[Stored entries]
· · ·

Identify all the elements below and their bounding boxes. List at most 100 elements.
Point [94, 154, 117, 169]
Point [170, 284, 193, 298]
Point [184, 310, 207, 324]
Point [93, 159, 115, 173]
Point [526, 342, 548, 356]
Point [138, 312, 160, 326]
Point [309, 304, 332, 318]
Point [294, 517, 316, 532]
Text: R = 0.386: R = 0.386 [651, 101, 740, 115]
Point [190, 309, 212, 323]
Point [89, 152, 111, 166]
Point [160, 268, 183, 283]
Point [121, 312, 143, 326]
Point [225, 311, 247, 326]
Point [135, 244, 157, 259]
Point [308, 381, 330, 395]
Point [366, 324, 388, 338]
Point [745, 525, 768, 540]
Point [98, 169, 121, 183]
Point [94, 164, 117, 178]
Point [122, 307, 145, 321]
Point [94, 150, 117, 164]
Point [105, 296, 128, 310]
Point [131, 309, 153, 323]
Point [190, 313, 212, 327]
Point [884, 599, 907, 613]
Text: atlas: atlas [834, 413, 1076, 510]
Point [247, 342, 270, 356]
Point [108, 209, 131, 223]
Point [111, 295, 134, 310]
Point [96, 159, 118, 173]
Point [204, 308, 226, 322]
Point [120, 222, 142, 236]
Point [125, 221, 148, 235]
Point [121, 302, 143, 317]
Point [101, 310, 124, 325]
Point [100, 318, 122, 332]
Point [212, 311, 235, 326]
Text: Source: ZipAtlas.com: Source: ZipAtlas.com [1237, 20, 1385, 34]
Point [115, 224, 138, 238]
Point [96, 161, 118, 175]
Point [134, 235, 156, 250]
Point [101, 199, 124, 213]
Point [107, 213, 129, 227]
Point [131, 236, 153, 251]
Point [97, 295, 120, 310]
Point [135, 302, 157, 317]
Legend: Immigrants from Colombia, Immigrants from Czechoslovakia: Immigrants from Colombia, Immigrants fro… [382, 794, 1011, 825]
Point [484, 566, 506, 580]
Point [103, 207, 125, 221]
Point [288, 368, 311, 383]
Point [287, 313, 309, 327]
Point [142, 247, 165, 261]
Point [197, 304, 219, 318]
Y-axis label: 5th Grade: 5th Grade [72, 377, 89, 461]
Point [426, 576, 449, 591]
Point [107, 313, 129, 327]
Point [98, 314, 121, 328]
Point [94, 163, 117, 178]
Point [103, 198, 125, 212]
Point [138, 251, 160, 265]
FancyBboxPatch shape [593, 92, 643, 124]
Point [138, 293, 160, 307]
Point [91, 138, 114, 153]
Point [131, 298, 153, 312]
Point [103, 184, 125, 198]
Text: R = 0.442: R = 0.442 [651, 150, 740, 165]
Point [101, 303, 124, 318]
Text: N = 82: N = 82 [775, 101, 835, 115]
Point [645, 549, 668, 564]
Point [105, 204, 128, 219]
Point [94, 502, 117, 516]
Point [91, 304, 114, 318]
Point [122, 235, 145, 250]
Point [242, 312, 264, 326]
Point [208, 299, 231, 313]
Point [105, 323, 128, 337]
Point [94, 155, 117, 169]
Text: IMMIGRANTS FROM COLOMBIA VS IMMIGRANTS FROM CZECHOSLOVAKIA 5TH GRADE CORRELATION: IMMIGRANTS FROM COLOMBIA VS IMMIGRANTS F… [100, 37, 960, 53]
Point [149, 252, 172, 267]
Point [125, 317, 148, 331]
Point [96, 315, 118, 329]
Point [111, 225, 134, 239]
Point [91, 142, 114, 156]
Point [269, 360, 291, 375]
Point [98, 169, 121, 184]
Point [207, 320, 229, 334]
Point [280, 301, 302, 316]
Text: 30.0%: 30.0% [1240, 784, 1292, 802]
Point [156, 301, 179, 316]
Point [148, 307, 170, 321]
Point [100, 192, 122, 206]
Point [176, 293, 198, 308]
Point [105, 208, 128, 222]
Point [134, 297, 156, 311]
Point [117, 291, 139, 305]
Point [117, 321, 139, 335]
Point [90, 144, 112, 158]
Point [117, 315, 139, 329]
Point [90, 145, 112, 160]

· · ·

• _Work to complete_: Please write out the lines from the start of the stored entries through the line containing "Legend: Immigrants from", inclusive.

• _Written response_:
Identify all the elements below and their bounding boxes. List at most 100 elements.
Point [94, 154, 117, 169]
Point [170, 284, 193, 298]
Point [184, 310, 207, 324]
Point [93, 159, 115, 173]
Point [526, 342, 548, 356]
Point [138, 312, 160, 326]
Point [309, 304, 332, 318]
Point [294, 517, 316, 532]
Text: R = 0.386: R = 0.386 [651, 101, 740, 115]
Point [190, 309, 212, 323]
Point [89, 152, 111, 166]
Point [160, 268, 183, 283]
Point [121, 312, 143, 326]
Point [225, 311, 247, 326]
Point [135, 244, 157, 259]
Point [308, 381, 330, 395]
Point [366, 324, 388, 338]
Point [745, 525, 768, 540]
Point [98, 169, 121, 183]
Point [94, 164, 117, 178]
Point [122, 307, 145, 321]
Point [94, 150, 117, 164]
Point [105, 296, 128, 310]
Point [131, 309, 153, 323]
Point [190, 313, 212, 327]
Point [884, 599, 907, 613]
Text: atlas: atlas [834, 413, 1076, 510]
Point [247, 342, 270, 356]
Point [108, 209, 131, 223]
Point [111, 295, 134, 310]
Point [96, 159, 118, 173]
Point [204, 308, 226, 322]
Point [120, 222, 142, 236]
Point [125, 221, 148, 235]
Point [121, 302, 143, 317]
Point [101, 310, 124, 325]
Point [100, 318, 122, 332]
Point [212, 311, 235, 326]
Text: Source: ZipAtlas.com: Source: ZipAtlas.com [1237, 20, 1385, 34]
Point [115, 224, 138, 238]
Point [96, 161, 118, 175]
Point [134, 235, 156, 250]
Point [101, 199, 124, 213]
Point [107, 213, 129, 227]
Point [131, 236, 153, 251]
Point [97, 295, 120, 310]
Point [135, 302, 157, 317]
Legend: Immigrants from Colombia, Immigrants from Czechoslovakia: Immigrants from Colombia, Immigrants fro… [382, 794, 1011, 825]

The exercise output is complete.